◆ **PROBLEM**:
Isolate every line in the data with the string "بهزیستی" and copy it.

○ ○ ○ ○ ○ ○ ○

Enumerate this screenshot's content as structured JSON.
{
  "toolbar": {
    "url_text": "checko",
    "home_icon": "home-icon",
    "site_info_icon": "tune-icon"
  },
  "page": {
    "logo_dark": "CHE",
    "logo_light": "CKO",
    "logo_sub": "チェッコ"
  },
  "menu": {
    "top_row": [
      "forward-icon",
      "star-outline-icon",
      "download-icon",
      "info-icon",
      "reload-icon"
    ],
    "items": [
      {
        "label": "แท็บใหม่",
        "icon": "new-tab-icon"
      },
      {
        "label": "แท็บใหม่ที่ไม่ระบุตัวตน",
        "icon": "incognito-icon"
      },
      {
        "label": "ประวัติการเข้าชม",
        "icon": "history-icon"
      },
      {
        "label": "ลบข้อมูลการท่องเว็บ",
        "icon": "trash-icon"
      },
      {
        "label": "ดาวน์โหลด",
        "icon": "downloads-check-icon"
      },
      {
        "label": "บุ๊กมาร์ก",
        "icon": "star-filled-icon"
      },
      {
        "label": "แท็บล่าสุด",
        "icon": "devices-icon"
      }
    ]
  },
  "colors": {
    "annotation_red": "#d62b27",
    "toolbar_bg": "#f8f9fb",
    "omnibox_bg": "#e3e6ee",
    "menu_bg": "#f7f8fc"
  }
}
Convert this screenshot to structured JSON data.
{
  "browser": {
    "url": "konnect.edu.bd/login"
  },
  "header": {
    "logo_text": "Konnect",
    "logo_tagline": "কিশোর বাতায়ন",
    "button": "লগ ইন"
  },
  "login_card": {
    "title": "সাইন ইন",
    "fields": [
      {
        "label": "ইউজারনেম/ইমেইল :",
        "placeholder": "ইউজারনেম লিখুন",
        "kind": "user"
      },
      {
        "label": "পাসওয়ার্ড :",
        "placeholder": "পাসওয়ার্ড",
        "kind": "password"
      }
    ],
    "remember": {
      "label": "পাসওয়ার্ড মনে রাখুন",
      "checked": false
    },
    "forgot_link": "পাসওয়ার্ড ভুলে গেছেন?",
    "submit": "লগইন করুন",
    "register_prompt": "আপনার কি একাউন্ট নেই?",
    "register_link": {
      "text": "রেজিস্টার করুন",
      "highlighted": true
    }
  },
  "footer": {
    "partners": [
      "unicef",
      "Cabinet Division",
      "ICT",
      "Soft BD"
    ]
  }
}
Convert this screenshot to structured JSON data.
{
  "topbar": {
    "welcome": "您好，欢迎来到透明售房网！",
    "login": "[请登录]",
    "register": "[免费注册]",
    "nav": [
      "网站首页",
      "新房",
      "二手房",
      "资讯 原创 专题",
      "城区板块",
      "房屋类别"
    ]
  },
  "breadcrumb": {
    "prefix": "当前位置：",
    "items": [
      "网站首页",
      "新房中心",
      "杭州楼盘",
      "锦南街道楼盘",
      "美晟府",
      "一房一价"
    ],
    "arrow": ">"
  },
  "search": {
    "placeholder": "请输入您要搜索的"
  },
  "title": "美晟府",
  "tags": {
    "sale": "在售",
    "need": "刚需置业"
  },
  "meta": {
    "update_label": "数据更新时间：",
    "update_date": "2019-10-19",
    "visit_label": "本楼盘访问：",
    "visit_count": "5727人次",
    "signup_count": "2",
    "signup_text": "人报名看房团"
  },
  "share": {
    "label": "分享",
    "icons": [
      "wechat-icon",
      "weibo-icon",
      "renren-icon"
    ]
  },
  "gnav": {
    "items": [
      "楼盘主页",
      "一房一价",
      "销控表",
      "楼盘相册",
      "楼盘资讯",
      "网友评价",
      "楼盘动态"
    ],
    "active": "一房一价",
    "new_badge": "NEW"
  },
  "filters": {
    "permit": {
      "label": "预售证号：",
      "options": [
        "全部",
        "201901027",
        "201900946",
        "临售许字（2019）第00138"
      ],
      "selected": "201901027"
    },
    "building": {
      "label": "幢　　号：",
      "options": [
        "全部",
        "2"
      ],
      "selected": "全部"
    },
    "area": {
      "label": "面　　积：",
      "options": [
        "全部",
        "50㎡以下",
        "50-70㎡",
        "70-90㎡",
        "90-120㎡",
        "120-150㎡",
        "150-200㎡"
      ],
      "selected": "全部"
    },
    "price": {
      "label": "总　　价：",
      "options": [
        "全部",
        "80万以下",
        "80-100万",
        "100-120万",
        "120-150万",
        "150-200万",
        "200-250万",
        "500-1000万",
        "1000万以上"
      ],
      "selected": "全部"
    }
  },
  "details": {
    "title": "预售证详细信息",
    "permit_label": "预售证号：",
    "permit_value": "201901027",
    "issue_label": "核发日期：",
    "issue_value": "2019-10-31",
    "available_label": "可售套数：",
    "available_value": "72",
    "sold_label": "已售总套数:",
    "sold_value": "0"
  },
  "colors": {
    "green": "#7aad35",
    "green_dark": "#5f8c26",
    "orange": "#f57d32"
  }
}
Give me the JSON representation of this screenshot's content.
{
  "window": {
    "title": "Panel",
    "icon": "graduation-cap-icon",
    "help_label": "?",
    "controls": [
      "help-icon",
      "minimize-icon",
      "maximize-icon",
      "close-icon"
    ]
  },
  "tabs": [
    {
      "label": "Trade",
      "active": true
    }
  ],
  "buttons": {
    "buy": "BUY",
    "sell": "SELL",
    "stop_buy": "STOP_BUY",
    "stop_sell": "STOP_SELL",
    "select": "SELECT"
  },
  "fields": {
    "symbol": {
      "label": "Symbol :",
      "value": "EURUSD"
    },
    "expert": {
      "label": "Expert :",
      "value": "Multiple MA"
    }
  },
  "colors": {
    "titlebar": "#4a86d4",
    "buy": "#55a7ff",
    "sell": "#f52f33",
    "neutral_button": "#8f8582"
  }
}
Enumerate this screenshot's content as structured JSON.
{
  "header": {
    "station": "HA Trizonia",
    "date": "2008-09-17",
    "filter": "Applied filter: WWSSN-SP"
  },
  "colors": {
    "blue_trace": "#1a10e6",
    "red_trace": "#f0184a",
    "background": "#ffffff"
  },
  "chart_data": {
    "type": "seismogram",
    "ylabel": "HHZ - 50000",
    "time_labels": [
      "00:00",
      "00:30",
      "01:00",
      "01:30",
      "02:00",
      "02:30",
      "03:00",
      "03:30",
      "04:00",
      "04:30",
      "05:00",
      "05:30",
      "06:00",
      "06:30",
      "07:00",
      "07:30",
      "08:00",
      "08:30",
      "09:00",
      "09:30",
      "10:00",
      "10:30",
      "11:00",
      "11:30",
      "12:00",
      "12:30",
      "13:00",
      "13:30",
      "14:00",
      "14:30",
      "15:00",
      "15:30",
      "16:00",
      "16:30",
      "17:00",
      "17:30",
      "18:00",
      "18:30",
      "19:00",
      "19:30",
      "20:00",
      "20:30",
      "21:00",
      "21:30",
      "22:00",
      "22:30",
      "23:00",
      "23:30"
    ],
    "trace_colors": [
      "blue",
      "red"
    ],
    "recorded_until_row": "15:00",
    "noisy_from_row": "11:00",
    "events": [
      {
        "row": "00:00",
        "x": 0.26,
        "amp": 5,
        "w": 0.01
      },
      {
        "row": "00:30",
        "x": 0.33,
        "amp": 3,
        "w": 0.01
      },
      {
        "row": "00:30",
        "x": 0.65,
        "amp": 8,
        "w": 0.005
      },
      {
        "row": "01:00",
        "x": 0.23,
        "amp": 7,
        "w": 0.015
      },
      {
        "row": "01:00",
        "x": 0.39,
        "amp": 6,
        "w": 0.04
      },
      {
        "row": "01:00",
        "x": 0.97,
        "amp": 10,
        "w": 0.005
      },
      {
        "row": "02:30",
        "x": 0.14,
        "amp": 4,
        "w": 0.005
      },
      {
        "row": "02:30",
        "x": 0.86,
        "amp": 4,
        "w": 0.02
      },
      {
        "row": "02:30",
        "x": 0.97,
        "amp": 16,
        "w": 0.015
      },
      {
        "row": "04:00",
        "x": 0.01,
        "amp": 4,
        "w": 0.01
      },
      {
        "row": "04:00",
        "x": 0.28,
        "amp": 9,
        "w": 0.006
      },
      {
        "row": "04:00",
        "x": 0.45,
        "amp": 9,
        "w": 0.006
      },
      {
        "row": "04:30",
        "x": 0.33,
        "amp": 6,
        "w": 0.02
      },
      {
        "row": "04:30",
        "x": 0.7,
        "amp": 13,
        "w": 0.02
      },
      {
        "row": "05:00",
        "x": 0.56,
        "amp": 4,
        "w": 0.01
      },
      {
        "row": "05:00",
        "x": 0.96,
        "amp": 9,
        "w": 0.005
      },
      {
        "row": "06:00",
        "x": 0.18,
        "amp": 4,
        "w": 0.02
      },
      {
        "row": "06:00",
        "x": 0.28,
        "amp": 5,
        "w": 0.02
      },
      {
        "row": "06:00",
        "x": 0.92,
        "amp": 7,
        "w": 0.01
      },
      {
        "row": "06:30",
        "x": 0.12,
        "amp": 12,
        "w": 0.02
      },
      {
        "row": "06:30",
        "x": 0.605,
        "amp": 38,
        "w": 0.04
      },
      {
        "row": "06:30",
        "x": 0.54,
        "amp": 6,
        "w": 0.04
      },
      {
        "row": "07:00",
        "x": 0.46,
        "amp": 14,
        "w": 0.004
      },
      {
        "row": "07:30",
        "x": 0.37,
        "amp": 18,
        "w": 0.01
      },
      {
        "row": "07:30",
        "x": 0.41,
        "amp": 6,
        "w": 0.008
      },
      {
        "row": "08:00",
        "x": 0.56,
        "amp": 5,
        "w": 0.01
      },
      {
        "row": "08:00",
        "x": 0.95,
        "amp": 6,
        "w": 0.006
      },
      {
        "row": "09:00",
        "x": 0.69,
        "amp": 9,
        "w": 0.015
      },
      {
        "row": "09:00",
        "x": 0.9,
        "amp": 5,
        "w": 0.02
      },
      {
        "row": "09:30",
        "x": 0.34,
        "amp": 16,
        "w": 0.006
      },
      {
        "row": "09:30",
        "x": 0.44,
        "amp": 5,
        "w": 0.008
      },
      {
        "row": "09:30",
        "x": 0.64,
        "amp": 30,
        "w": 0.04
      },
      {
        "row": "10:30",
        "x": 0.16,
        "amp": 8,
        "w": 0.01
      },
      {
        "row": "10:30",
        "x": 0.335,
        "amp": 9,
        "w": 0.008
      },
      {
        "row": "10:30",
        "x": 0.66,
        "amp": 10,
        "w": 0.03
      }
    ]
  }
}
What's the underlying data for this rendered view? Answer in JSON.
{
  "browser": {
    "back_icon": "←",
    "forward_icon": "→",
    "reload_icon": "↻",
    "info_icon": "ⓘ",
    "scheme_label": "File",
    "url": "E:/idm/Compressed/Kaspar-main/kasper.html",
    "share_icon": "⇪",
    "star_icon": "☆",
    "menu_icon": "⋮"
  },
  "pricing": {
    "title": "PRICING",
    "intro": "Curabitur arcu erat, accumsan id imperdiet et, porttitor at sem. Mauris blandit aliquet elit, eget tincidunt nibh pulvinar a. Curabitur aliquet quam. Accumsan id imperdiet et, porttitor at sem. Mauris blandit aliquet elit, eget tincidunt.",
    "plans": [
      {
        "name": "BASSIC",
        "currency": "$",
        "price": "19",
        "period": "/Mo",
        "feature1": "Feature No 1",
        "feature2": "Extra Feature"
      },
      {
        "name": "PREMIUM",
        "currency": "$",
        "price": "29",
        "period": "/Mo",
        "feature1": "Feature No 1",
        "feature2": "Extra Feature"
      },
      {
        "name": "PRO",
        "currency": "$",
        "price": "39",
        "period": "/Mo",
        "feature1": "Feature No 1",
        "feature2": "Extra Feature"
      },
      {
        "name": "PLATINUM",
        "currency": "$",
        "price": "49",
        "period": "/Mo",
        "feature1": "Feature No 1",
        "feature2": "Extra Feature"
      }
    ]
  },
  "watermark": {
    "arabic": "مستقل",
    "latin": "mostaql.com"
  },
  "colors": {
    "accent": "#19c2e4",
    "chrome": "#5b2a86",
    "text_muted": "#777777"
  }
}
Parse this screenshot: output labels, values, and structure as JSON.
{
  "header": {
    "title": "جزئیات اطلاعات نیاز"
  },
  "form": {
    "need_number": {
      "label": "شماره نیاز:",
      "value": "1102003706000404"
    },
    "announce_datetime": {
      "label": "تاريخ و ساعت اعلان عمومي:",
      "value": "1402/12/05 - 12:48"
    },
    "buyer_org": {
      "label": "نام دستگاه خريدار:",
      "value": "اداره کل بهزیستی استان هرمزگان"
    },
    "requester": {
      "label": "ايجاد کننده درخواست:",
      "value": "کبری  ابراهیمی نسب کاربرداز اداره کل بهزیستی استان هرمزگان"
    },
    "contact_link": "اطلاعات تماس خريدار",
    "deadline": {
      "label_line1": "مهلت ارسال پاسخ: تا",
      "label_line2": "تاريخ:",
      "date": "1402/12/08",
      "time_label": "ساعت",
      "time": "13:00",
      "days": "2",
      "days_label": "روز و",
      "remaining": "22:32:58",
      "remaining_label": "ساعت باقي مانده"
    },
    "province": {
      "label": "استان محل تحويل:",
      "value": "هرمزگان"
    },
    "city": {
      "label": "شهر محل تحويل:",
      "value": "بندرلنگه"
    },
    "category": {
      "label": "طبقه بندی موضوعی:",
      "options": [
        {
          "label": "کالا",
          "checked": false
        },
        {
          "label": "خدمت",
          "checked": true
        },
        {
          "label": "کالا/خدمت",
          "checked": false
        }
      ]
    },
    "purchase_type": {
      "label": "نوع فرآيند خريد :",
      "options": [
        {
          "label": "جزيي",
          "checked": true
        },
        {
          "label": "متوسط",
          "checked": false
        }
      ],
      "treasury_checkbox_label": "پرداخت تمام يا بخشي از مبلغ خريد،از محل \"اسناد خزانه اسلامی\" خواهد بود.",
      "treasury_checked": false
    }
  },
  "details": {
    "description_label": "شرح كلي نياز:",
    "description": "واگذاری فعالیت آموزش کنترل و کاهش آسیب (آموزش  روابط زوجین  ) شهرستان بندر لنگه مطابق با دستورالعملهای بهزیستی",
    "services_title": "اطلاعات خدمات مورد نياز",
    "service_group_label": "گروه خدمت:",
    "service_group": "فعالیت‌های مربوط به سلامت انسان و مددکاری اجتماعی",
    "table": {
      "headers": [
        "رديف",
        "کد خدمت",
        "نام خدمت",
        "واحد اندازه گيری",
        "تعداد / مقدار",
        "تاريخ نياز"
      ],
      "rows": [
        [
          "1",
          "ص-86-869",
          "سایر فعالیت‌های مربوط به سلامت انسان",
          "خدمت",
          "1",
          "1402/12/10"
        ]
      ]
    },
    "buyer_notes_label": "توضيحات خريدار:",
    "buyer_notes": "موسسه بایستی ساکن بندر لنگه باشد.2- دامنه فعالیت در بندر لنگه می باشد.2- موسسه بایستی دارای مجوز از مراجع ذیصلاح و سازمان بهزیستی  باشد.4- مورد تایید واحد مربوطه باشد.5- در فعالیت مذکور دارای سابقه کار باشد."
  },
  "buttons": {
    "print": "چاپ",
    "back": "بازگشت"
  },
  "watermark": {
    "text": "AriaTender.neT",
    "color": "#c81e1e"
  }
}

○ ○ ○ ○ ○ ○ ○

◆ **SOLUTION TO THIS EXERCISE**:
      "value": "اداره کل بهزیستی استان هرمزگان"
      "value": "کبری  ابراهیمی نسب کاربرداز اداره کل بهزیستی استان هرمزگان"
    "description": "واگذاری فعالیت آموزش کنترل و کاهش آسیب (آموزش  روابط زوجین  ) شهرستان بندر لنگه مطابق با دستورالعملهای بهزیستی",
    "buyer_notes": "موسسه بایستی ساکن بندر لنگه باشد.2- دامنه فعالیت در بندر لنگه می باشد.2- موسسه بایستی دارای مجوز از مراجع ذیصلاح و سازمان بهزیستی  باشد.4- مورد تایید واحد مربوطه باشد.5- در فعالیت مذکور دارای سابقه کار باشد."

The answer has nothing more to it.